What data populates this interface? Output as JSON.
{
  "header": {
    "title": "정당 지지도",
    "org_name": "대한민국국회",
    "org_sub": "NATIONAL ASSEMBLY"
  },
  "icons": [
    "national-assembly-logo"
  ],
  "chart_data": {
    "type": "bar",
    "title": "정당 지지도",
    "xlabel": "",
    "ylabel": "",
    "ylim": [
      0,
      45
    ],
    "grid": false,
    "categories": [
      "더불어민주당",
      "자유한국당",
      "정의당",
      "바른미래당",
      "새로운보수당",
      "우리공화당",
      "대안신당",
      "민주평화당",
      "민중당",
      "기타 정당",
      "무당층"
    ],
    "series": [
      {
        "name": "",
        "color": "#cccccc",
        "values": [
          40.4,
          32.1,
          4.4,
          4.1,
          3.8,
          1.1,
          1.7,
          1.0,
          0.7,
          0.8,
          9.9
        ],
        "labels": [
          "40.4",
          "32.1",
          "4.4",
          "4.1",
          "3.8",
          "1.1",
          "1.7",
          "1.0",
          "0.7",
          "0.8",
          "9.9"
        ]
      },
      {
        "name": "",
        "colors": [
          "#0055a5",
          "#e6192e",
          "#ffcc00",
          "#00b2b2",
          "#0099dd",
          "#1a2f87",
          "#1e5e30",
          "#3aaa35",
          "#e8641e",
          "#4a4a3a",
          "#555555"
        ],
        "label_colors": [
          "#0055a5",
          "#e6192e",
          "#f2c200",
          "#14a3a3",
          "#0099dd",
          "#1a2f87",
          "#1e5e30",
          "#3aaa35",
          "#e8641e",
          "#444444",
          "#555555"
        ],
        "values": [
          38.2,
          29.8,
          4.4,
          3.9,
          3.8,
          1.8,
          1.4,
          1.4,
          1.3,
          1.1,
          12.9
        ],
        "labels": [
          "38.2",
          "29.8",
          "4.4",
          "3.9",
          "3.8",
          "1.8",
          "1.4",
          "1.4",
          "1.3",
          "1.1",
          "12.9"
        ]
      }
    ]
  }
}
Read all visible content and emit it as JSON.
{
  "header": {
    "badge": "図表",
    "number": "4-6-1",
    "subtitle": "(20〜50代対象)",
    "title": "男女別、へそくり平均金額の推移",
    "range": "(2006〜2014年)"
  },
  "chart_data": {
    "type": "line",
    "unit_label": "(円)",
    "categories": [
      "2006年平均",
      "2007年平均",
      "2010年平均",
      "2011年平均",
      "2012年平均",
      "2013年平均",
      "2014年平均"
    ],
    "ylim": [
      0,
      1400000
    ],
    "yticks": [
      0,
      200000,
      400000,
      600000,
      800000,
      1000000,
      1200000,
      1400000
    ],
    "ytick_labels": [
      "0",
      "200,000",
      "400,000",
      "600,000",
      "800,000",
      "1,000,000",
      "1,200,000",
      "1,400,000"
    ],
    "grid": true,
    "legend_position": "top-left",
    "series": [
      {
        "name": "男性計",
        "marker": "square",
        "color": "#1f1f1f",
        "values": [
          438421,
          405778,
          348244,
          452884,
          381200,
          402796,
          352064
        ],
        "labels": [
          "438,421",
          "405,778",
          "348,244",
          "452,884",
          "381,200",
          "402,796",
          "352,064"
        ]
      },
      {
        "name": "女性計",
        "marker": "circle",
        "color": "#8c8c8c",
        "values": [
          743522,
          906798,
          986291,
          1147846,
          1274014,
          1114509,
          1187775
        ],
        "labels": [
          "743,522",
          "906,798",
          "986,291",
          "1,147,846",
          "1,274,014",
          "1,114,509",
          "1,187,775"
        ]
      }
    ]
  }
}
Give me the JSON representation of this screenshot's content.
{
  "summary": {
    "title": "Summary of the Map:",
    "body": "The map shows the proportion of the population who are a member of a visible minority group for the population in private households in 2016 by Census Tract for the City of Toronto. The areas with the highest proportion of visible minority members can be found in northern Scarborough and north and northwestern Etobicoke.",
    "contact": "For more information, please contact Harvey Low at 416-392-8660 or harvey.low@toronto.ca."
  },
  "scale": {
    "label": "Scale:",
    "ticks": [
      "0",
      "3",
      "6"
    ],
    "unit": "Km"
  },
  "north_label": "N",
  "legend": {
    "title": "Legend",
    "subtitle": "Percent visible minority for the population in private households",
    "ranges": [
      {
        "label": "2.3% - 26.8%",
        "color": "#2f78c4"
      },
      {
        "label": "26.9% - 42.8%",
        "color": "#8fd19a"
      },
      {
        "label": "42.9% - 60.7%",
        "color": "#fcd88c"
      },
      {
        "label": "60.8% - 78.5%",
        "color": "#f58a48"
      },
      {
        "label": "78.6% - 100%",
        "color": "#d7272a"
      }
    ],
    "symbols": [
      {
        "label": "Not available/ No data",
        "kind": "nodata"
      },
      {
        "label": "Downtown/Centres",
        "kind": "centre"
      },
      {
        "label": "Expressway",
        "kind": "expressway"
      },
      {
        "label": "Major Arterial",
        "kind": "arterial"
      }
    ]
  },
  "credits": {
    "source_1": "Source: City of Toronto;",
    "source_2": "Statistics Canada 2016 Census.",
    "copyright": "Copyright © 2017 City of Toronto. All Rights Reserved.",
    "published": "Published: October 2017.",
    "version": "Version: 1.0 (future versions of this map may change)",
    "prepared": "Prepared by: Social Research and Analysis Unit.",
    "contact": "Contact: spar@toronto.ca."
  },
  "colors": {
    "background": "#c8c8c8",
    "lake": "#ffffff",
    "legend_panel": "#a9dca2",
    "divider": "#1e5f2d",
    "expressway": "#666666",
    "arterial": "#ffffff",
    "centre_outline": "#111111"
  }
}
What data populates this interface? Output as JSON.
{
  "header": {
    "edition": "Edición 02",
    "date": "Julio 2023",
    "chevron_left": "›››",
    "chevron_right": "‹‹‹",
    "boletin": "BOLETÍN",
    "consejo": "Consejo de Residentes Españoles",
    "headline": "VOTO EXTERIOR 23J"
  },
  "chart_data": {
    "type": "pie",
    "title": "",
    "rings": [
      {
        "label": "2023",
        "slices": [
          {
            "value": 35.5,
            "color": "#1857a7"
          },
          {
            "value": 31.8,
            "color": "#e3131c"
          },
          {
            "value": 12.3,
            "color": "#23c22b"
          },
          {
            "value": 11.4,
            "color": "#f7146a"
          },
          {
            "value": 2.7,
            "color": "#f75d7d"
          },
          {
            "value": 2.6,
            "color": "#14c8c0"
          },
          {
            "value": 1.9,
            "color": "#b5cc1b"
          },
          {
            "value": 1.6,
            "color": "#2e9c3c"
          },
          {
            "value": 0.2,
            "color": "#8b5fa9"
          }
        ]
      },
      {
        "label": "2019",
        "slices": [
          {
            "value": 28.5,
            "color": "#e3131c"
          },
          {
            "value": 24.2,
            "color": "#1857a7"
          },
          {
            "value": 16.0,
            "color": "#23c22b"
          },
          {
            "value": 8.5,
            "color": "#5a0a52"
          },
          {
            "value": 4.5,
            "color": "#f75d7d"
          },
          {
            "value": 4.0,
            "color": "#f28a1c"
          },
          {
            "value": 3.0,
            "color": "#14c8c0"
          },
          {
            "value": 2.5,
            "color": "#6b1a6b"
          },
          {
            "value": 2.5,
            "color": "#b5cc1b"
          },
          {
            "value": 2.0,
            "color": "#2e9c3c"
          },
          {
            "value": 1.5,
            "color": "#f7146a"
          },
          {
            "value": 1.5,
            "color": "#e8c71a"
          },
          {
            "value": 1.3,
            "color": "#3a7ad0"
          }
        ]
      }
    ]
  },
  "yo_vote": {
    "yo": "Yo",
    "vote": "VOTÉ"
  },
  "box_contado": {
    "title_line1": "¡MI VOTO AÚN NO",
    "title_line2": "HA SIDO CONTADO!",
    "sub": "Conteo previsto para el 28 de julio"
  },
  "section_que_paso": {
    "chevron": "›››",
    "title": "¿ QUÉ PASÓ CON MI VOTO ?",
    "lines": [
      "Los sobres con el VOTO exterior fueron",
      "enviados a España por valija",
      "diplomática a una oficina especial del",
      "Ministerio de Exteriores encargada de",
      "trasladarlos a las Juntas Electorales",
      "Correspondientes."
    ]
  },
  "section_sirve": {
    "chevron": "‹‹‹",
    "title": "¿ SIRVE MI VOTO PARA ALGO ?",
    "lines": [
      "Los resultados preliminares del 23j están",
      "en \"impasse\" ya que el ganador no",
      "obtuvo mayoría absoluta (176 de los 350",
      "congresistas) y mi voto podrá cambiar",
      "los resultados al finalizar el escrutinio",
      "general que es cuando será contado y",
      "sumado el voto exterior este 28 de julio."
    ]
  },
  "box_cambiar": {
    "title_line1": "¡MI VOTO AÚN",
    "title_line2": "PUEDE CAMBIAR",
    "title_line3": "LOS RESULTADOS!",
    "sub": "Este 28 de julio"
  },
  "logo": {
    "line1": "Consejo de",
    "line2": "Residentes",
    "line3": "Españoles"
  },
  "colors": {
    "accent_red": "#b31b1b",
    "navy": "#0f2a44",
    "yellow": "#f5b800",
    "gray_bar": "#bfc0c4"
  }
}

====================

- Exercise goal:
Go through the material above and copy each line that has the word "minority".

- Output below:
    "body": "The map shows the proportion of the population who are a member of a visible minority group for the population in private households in 2016 by Census Tract for the City of Toronto. The areas with the highest proportion of visible minority members can be found in northern Scarborough and north and northwestern Etobicoke.",
    "subtitle": "Percent visible minority for the population in private households",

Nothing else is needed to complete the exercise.